Records from a data collection:
┏━━

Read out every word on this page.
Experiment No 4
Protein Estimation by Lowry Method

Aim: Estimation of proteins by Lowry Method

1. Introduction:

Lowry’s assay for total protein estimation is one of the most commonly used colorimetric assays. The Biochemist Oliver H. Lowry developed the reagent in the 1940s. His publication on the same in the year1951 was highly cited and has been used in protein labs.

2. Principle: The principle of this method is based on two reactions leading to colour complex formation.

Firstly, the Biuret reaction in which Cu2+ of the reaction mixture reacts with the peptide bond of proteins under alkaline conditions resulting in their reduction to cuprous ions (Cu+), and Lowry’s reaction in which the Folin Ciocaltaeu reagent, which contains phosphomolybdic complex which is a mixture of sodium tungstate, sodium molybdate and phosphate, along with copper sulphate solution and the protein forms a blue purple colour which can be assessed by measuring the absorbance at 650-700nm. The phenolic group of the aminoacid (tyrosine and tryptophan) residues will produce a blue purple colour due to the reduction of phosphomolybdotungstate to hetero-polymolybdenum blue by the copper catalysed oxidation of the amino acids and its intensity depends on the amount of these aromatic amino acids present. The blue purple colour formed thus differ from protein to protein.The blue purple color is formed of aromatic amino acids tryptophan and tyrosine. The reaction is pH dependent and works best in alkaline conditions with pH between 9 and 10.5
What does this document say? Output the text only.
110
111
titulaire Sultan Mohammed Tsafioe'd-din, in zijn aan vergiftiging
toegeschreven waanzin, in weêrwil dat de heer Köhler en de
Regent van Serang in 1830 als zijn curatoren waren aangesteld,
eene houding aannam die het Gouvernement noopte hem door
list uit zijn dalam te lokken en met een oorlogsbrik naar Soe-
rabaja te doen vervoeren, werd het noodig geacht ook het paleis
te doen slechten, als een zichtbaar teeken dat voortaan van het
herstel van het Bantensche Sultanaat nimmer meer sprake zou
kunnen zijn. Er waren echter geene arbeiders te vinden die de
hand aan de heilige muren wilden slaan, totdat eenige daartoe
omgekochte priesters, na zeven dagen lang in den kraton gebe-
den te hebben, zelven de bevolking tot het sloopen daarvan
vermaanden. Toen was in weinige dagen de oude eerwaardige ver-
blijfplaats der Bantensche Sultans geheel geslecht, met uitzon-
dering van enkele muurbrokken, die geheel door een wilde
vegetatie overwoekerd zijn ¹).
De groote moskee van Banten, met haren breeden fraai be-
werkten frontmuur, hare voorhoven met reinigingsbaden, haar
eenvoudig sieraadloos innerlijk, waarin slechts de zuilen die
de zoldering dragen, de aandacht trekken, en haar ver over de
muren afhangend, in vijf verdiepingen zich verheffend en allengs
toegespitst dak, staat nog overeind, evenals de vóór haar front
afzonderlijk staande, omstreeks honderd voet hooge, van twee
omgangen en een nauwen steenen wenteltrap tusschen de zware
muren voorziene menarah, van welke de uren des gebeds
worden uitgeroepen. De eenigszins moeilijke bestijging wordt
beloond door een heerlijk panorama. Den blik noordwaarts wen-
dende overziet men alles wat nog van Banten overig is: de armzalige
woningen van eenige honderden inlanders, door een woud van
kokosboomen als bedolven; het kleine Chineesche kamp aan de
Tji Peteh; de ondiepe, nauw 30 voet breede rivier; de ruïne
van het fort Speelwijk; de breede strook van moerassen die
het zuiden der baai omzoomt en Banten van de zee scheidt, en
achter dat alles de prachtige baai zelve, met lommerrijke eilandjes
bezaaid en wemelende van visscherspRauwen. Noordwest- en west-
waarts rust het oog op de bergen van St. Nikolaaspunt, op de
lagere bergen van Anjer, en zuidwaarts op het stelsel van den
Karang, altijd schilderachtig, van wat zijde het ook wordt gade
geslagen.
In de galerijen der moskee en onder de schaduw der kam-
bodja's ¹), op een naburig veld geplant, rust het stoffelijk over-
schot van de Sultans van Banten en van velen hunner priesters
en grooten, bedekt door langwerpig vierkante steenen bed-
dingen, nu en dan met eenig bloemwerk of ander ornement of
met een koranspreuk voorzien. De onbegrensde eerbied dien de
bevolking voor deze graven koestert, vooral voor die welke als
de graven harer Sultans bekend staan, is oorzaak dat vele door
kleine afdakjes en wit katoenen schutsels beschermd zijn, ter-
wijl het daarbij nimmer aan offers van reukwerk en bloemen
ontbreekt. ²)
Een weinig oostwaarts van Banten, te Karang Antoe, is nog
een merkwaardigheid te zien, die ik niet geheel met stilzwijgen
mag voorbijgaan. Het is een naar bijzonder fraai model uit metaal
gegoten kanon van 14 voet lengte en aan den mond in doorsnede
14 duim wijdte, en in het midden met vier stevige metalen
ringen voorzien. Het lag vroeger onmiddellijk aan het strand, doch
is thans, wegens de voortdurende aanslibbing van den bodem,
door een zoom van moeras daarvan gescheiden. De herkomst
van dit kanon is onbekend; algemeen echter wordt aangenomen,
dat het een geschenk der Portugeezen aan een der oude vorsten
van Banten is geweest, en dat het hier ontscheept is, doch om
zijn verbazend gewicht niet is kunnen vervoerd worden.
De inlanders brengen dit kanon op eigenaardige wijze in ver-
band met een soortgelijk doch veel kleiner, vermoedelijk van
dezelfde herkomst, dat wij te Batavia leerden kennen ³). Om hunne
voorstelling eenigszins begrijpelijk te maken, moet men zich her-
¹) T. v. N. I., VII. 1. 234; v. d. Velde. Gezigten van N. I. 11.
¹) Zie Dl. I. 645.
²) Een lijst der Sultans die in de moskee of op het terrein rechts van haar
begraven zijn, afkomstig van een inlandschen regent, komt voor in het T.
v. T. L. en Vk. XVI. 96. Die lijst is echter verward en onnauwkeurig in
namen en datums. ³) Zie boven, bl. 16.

┗━━

Each line above is to be reproduced exactly. Leave none out.

Read out every word on this page.
Experiment No 4
Protein Estimation by Lowry Method

Aim: Estimation of proteins by Lowry Method

1. Introduction:

Lowry’s assay for total protein estimation is one of the most commonly used colorimetric assays. The Biochemist Oliver H. Lowry developed the reagent in the 1940s. His publication on the same in the year1951 was highly cited and has been used in protein labs.

2. Principle: The principle of this method is based on two reactions leading to colour complex formation.

Firstly, the Biuret reaction in which Cu2+ of the reaction mixture reacts with the peptide bond of proteins under alkaline conditions resulting in their reduction to cuprous ions (Cu+), and Lowry’s reaction in which the Folin Ciocaltaeu reagent, which contains phosphomolybdic complex which is a mixture of sodium tungstate, sodium molybdate and phosphate, along with copper sulphate solution and the protein forms a blue purple colour which can be assessed by measuring the absorbance at 650-700nm. The phenolic group of the aminoacid (tyrosine and tryptophan) residues will produce a blue purple colour due to the reduction of phosphomolybdotungstate to hetero-polymolybdenum blue by the copper catalysed oxidation of the amino acids and its intensity depends on the amount of these aromatic amino acids present. The blue purple colour formed thus differ from protein to protein.The blue purple color is formed of aromatic amino acids tryptophan and tyrosine. The reaction is pH dependent and works best in alkaline conditions with pH between 9 and 10.5
What does this document say? Output the text only.
110
111
titulaire Sultan Mohammed Tsafioe'd-din, in zijn aan vergiftiging
toegeschreven waanzin, in weêrwil dat de heer Köhler en de
Regent van Serang in 1830 als zijn curatoren waren aangesteld,
eene houding aannam die het Gouvernement noopte hem door
list uit zijn dalam te lokken en met een oorlogsbrik naar Soe-
rabaja te doen vervoeren, werd het noodig geacht ook het paleis
te doen slechten, als een zichtbaar teeken dat voortaan van het
herstel van het Bantensche Sultanaat nimmer meer sprake zou
kunnen zijn. Er waren echter geene arbeiders te vinden die de
hand aan de heilige muren wilden slaan, totdat eenige daartoe
omgekochte priesters, na zeven dagen lang in den kraton gebe-
den te hebben, zelven de bevolking tot het sloopen daarvan
vermaanden. Toen was in weinige dagen de oude eerwaardige ver-
blijfplaats der Bantensche Sultans geheel geslecht, met uitzon-
dering van enkele muurbrokken, die geheel door een wilde
vegetatie overwoekerd zijn ¹).
De groote moskee van Banten, met haren breeden fraai be-
werkten frontmuur, hare voorhoven met reinigingsbaden, haar
eenvoudig sieraadloos innerlijk, waarin slechts de zuilen die
de zoldering dragen, de aandacht trekken, en haar ver over de
muren afhangend, in vijf verdiepingen zich verheffend en allengs
toegespitst dak, staat nog overeind, evenals de vóór haar front
afzonderlijk staande, omstreeks honderd voet hooge, van twee
omgangen en een nauwen steenen wenteltrap tusschen de zware
muren voorziene menarah, van welke de uren des gebeds
worden uitgeroepen. De eenigszins moeilijke bestijging wordt
beloond door een heerlijk panorama. Den blik noordwaarts wen-
dende overziet men alles wat nog van Banten overig is: de armzalige
woningen van eenige honderden inlanders, door een woud van
kokosboomen als bedolven; het kleine Chineesche kamp aan de
Tji Peteh; de ondiepe, nauw 30 voet breede rivier; de ruïne
van het fort Speelwijk; de breede strook van moerassen die
het zuiden der baai omzoomt en Banten van de zee scheidt, en
achter dat alles de prachtige baai zelve, met lommerrijke eilandjes
bezaaid en wemelende van visscherspRauwen. Noordwest- en west-
waarts rust het oog op de bergen van St. Nikolaaspunt, op de
lagere bergen van Anjer, en zuidwaarts op het stelsel van den
Karang, altijd schilderachtig, van wat zijde het ook wordt gade
geslagen.
In de galerijen der moskee en onder de schaduw der kam-
bodja's ¹), op een naburig veld geplant, rust het stoffelijk over-
schot van de Sultans van Banten en van velen hunner priesters
en grooten, bedekt door langwerpig vierkante steenen bed-
dingen, nu en dan met eenig bloemwerk of ander ornement of
met een koranspreuk voorzien. De onbegrensde eerbied dien de
bevolking voor deze graven koestert, vooral voor die welke als
de graven harer Sultans bekend staan, is oorzaak dat vele door
kleine afdakjes en wit katoenen schutsels beschermd zijn, ter-
wijl het daarbij nimmer aan offers van reukwerk en bloemen
ontbreekt. ²)
Een weinig oostwaarts van Banten, te Karang Antoe, is nog
een merkwaardigheid te zien, die ik niet geheel met stilzwijgen
mag voorbijgaan. Het is een naar bijzonder fraai model uit metaal
gegoten kanon van 14 voet lengte en aan den mond in doorsnede
14 duim wijdte, en in het midden met vier stevige metalen
ringen voorzien. Het lag vroeger onmiddellijk aan het strand, doch
is thans, wegens de voortdurende aanslibbing van den bodem,
door een zoom van moeras daarvan gescheiden. De herkomst
van dit kanon is onbekend; algemeen echter wordt aangenomen,
dat het een geschenk der Portugeezen aan een der oude vorsten
van Banten is geweest, en dat het hier ontscheept is, doch om
zijn verbazend gewicht niet is kunnen vervoerd worden.
De inlanders brengen dit kanon op eigenaardige wijze in ver-
band met een soortgelijk doch veel kleiner, vermoedelijk van
dezelfde herkomst, dat wij te Batavia leerden kennen ³). Om hunne
voorstelling eenigszins begrijpelijk te maken, moet men zich her-
¹) T. v. N. I., VII. 1. 234; v. d. Velde. Gezigten van N. I. 11.
¹) Zie Dl. I. 645.
²) Een lijst der Sultans die in de moskee of op het terrein rechts van haar
begraven zijn, afkomstig van een inlandschen regent, komt voor in het T.
v. T. L. en Vk. XVI. 96. Die lijst is echter verward en onnauwkeurig in
namen en datums. ³) Zie boven, bl. 16.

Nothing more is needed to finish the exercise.